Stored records
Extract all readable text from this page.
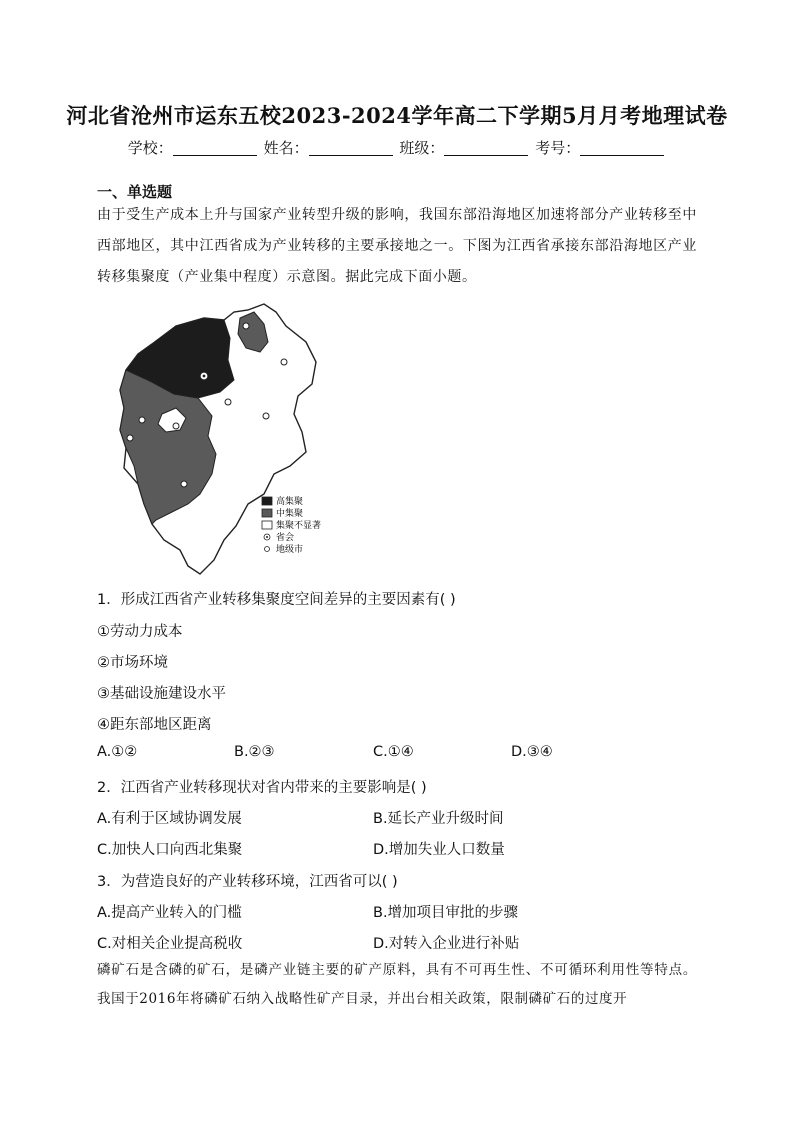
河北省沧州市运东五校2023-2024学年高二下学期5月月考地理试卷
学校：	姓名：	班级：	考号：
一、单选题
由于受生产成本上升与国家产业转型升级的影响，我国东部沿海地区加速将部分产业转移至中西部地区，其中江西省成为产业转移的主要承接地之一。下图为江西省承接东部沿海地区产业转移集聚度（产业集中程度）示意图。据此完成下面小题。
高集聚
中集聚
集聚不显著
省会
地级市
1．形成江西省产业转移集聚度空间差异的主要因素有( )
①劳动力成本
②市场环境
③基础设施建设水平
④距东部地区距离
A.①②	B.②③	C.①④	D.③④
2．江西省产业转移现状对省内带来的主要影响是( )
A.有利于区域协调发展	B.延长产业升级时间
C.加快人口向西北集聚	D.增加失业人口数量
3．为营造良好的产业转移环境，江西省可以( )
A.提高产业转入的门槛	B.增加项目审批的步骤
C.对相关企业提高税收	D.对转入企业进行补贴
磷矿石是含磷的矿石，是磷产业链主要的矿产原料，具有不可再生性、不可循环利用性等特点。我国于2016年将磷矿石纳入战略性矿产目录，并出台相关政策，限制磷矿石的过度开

• THE REQUEST: Copy out all the data without changing anything, and drop the pictures.

• THE RESULT:
Extract all readable text from this page.
河北省沧州市运东五校2023-2024学年高二下学期5月月考地理试卷
学校：	姓名：	班级：	考号：
一、单选题
由于受生产成本上升与国家产业转型升级的影响，我国东部沿海地区加速将部分产业转移至中西部地区，其中江西省成为产业转移的主要承接地之一。下图为江西省承接东部沿海地区产业转移集聚度（产业集中程度）示意图。据此完成下面小题。
高集聚
中集聚
集聚不显著
省会
地级市
1．形成江西省产业转移集聚度空间差异的主要因素有( )
①劳动力成本
②市场环境
③基础设施建设水平
④距东部地区距离
A.①②	B.②③	C.①④	D.③④
2．江西省产业转移现状对省内带来的主要影响是( )
A.有利于区域协调发展	B.延长产业升级时间
C.加快人口向西北集聚	D.增加失业人口数量
3．为营造良好的产业转移环境，江西省可以( )
A.提高产业转入的门槛	B.增加项目审批的步骤
C.对相关企业提高税收	D.对转入企业进行补贴
磷矿石是含磷的矿石，是磷产业链主要的矿产原料，具有不可再生性、不可循环利用性等特点。我国于2016年将磷矿石纳入战略性矿产目录，并出台相关政策，限制磷矿石的过度开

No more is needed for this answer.